Exercise instructions: Reply with one number: how many lines contain the word "contemplation".

[Data entries]
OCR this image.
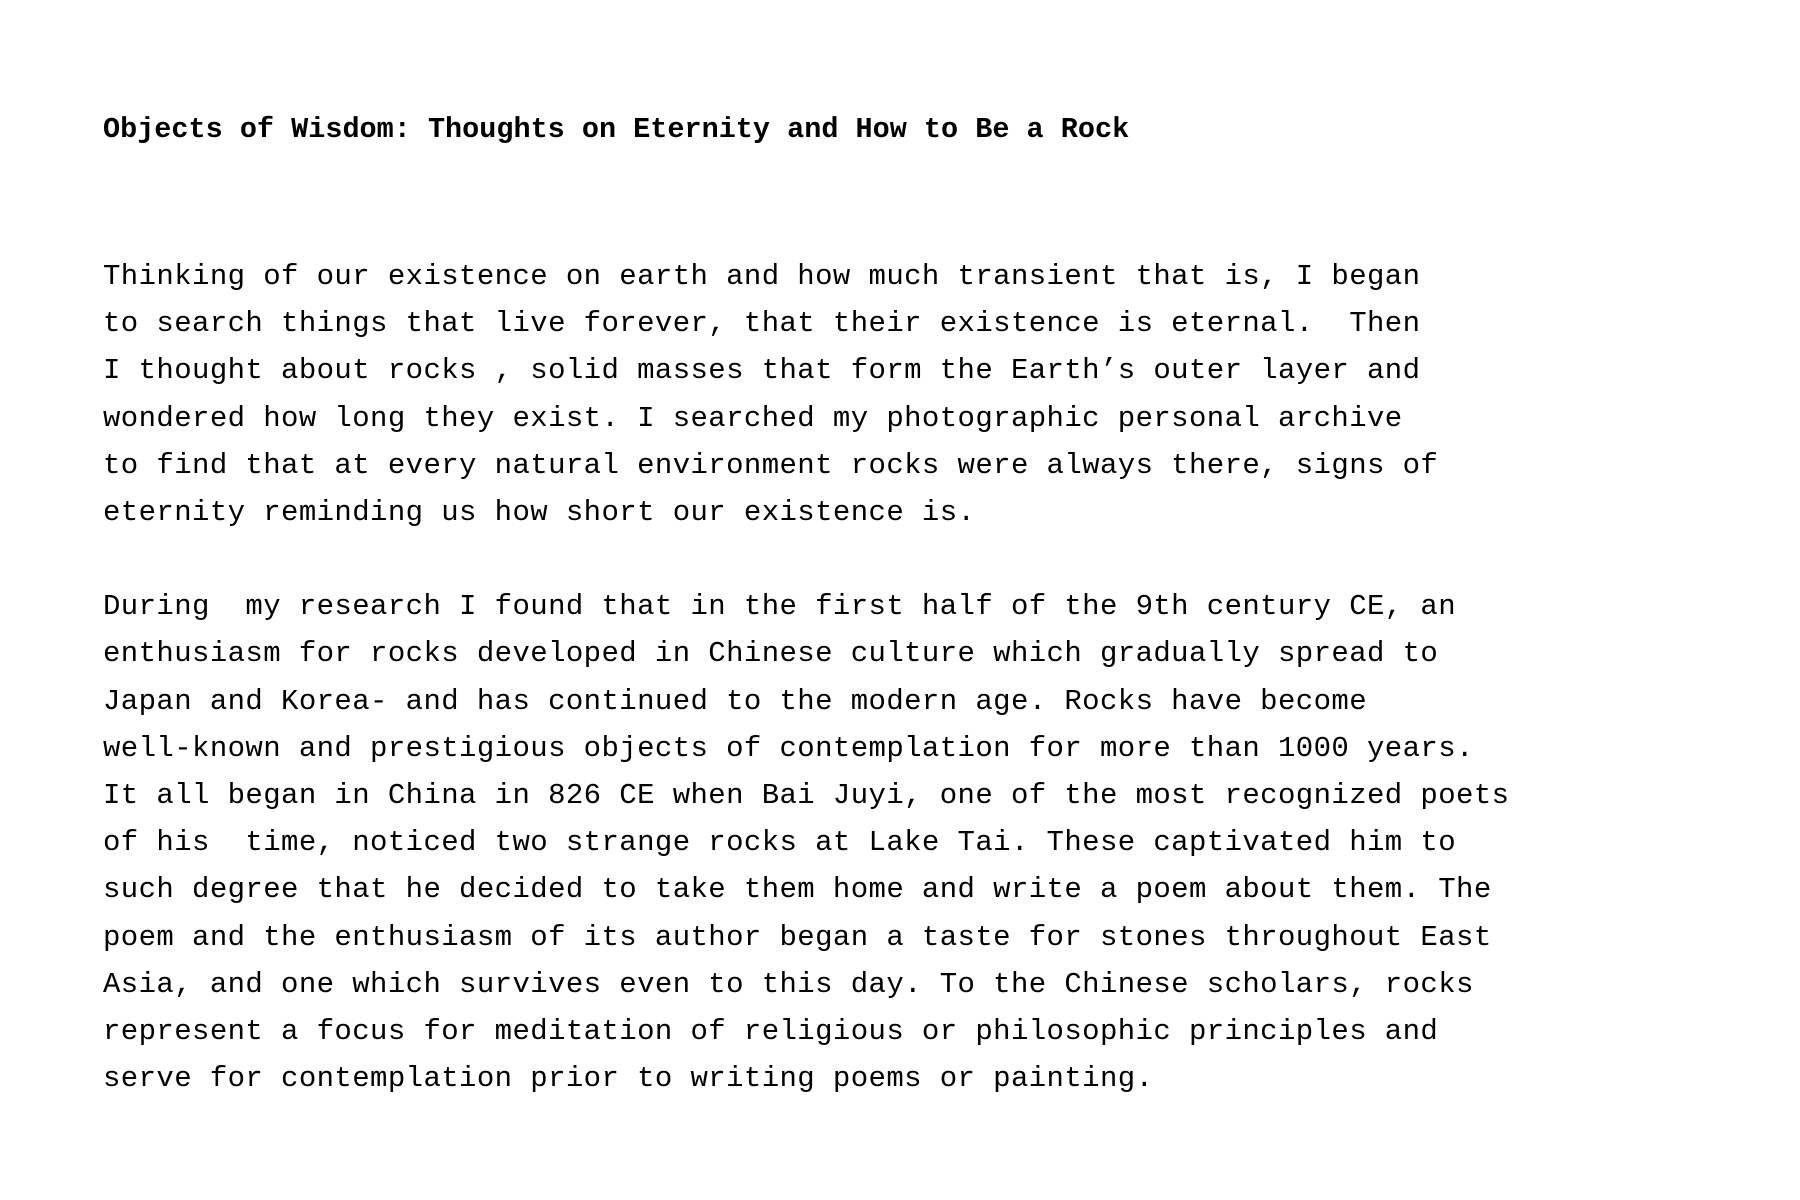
Objects of Wisdom: Thoughts on Eternity and How to Be a Rock

Thinking of our existence on earth and how much transient that is, I began
to search things that live forever, that their existence is eternal.  Then
I thought about rocks , solid masses that form the Earth’s outer layer and
wondered how long they exist. I searched my photographic personal archive
to find that at every natural environment rocks were always there, signs of
eternity reminding us how short our existence is.

During  my research I found that in the first half of the 9th century CE, an
enthusiasm for rocks developed in Chinese culture which gradually spread to
Japan and Korea- and has continued to the modern age. Rocks have become
well-known and prestigious objects of contemplation for more than 1000 years.
It all began in China in 826 CE when Bai Juyi, one of the most recognized poets
of his  time, noticed two strange rocks at Lake Tai. These captivated him to
such degree that he decided to take them home and write a poem about them. The
poem and the enthusiasm of its author began a taste for stones throughout East
Asia, and one which survives even to this day. To the Chinese scholars, rocks
represent a focus for meditation of religious or philosophic principles and
serve for contemplation prior to writing poems or painting.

Expected output: 2